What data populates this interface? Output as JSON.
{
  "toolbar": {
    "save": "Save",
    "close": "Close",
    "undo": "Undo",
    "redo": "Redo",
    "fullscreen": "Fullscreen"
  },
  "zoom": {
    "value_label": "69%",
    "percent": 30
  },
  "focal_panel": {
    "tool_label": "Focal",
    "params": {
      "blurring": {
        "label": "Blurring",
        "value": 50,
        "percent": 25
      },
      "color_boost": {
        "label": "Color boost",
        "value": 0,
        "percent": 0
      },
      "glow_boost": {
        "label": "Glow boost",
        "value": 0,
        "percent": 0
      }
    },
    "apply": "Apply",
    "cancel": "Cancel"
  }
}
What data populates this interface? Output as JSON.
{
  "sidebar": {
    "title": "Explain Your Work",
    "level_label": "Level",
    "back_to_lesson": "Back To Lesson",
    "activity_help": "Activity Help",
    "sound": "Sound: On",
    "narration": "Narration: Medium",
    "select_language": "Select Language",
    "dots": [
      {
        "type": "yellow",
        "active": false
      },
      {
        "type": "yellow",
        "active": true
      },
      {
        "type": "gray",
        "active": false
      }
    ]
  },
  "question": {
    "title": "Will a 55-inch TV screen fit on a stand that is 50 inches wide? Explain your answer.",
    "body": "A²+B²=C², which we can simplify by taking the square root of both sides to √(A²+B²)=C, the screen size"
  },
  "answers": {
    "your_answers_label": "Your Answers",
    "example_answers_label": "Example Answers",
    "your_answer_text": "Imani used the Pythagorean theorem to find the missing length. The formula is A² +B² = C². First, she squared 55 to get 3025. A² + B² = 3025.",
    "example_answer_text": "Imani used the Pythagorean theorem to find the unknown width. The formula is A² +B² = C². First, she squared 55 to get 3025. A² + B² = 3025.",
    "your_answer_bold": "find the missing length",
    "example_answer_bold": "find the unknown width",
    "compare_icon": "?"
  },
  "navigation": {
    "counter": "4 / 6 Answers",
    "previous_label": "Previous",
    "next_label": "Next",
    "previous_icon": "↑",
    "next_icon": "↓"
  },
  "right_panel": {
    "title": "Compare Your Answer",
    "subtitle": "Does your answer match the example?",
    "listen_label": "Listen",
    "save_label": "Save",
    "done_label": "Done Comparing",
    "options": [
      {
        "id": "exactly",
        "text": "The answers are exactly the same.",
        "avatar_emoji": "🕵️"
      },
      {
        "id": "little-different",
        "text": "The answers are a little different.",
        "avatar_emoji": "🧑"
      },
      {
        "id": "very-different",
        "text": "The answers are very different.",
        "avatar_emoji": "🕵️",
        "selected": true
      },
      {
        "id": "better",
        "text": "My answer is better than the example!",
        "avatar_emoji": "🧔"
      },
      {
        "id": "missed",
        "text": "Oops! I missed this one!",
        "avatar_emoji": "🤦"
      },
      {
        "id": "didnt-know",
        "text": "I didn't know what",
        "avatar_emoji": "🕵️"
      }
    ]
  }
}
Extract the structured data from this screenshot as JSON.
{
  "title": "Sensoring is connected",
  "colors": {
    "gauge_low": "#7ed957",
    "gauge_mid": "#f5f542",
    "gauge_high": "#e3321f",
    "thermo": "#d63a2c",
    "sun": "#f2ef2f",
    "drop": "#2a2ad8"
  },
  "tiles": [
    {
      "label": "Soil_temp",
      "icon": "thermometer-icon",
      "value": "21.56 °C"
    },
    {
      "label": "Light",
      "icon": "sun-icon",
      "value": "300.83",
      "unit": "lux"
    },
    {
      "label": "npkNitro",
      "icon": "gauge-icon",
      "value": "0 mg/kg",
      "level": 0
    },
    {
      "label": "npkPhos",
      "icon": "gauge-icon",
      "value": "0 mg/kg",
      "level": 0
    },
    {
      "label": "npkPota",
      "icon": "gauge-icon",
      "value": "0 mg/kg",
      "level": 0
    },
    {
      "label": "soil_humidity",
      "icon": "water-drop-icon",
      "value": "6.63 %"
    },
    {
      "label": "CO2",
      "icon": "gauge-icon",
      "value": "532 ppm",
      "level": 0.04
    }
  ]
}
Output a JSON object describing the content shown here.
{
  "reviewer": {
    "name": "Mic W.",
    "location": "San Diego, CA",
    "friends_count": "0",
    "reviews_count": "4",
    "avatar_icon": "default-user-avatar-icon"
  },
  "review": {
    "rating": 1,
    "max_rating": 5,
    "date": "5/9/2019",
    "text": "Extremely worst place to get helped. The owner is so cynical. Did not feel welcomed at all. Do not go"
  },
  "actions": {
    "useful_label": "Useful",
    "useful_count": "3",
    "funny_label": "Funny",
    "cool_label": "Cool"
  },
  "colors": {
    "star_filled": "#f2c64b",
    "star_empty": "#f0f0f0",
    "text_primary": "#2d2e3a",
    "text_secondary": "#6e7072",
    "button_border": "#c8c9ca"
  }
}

* * *

EXERCISE OBJECTIVE:
Give back exactly the lines from the line containing "Output a JSON" to the end of the entries, and no other lines.

COMPLETED EXERCISE:
Output a JSON object describing the content shown here.
{
  "reviewer": {
    "name": "Mic W.",
    "location": "San Diego, CA",
    "friends_count": "0",
    "reviews_count": "4",
    "avatar_icon": "default-user-avatar-icon"
  },
  "review": {
    "rating": 1,
    "max_rating": 5,
    "date": "5/9/2019",
    "text": "Extremely worst place to get helped. The owner is so cynical. Did not feel welcomed at all. Do not go"
  },
  "actions": {
    "useful_label": "Useful",
    "useful_count": "3",
    "funny_label": "Funny",
    "cool_label": "Cool"
  },
  "colors": {
    "star_filled": "#f2c64b",
    "star_empty": "#f0f0f0",
    "text_primary": "#2d2e3a",
    "text_secondary": "#6e7072",
    "button_border": "#c8c9ca"
  }
}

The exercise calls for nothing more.